Your objective
All of the data must be printed exactly; please include every line.

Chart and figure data
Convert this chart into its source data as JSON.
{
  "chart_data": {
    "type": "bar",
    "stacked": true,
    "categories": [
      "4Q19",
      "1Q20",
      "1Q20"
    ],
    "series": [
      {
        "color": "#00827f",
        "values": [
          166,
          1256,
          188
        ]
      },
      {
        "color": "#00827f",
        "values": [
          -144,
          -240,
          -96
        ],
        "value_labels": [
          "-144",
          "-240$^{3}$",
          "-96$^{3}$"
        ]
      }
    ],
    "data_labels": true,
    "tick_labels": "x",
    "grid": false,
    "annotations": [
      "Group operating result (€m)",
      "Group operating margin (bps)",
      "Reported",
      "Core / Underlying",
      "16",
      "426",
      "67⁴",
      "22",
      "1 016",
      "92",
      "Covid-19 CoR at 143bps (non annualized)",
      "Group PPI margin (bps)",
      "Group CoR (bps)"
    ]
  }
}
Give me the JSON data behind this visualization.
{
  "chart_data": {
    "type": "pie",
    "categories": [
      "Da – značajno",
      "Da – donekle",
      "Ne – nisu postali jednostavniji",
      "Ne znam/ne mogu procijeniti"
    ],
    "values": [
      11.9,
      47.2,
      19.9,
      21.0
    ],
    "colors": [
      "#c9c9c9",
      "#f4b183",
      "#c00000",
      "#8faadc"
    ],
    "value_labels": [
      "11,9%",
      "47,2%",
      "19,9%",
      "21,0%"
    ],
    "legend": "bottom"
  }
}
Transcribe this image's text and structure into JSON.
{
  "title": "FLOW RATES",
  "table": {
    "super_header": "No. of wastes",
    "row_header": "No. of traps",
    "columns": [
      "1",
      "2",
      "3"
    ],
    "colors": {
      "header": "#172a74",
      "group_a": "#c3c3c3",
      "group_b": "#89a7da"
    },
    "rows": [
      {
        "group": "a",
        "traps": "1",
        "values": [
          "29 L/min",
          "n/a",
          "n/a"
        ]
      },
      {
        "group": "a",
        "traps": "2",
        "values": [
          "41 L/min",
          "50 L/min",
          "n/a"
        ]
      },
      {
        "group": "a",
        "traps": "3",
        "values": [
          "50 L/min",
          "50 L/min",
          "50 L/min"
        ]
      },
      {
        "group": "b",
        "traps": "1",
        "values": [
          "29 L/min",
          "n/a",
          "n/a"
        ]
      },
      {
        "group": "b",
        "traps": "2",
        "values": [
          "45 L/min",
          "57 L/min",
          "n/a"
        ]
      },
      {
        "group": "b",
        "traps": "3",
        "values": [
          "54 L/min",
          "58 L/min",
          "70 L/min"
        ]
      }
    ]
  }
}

Answer to the exercise
Convert this chart into its source data as JSON.
{
  "chart_data": {
    "type": "bar",
    "stacked": true,
    "categories": [
      "4Q19",
      "1Q20",
      "1Q20"
    ],
    "series": [
      {
        "color": "#00827f",
        "values": [
          166,
          1256,
          188
        ]
      },
      {
        "color": "#00827f",
        "values": [
          -144,
          -240,
          -96
        ],
        "value_labels": [
          "-144",
          "-240$^{3}$",
          "-96$^{3}$"
        ]
      }
    ],
    "data_labels": true,
    "tick_labels": "x",
    "grid": false,
    "annotations": [
      "Group operating result (€m)",
      "Group operating margin (bps)",
      "Reported",
      "Core / Underlying",
      "16",
      "426",
      "67⁴",
      "22",
      "1 016",
      "92",
      "Covid-19 CoR at 143bps (non annualized)",
      "Group PPI margin (bps)",
      "Group CoR (bps)"
    ]
  }
}
Give me the JSON data behind this visualization.
{
  "chart_data": {
    "type": "pie",
    "categories": [
      "Da – značajno",
      "Da – donekle",
      "Ne – nisu postali jednostavniji",
      "Ne znam/ne mogu procijeniti"
    ],
    "values": [
      11.9,
      47.2,
      19.9,
      21.0
    ],
    "colors": [
      "#c9c9c9",
      "#f4b183",
      "#c00000",
      "#8faadc"
    ],
    "value_labels": [
      "11,9%",
      "47,2%",
      "19,9%",
      "21,0%"
    ],
    "legend": "bottom"
  }
}
Transcribe this image's text and structure into JSON.
{
  "title": "FLOW RATES",
  "table": {
    "super_header": "No. of wastes",
    "row_header": "No. of traps",
    "columns": [
      "1",
      "2",
      "3"
    ],
    "colors": {
      "header": "#172a74",
      "group_a": "#c3c3c3",
      "group_b": "#89a7da"
    },
    "rows": [
      {
        "group": "a",
        "traps": "1",
        "values": [
          "29 L/min",
          "n/a",
          "n/a"
        ]
      },
      {
        "group": "a",
        "traps": "2",
        "values": [
          "41 L/min",
          "50 L/min",
          "n/a"
        ]
      },
      {
        "group": "a",
        "traps": "3",
        "values": [
          "50 L/min",
          "50 L/min",
          "50 L/min"
        ]
      },
      {
        "group": "b",
        "traps": "1",
        "values": [
          "29 L/min",
          "n/a",
          "n/a"
        ]
      },
      {
        "group": "b",
        "traps": "2",
        "values": [
          "45 L/min",
          "57 L/min",
          "n/a"
        ]
      },
      {
        "group": "b",
        "traps": "3",
        "values": [
          "54 L/min",
          "58 L/min",
          "70 L/min"
        ]
      }
    ]
  }
}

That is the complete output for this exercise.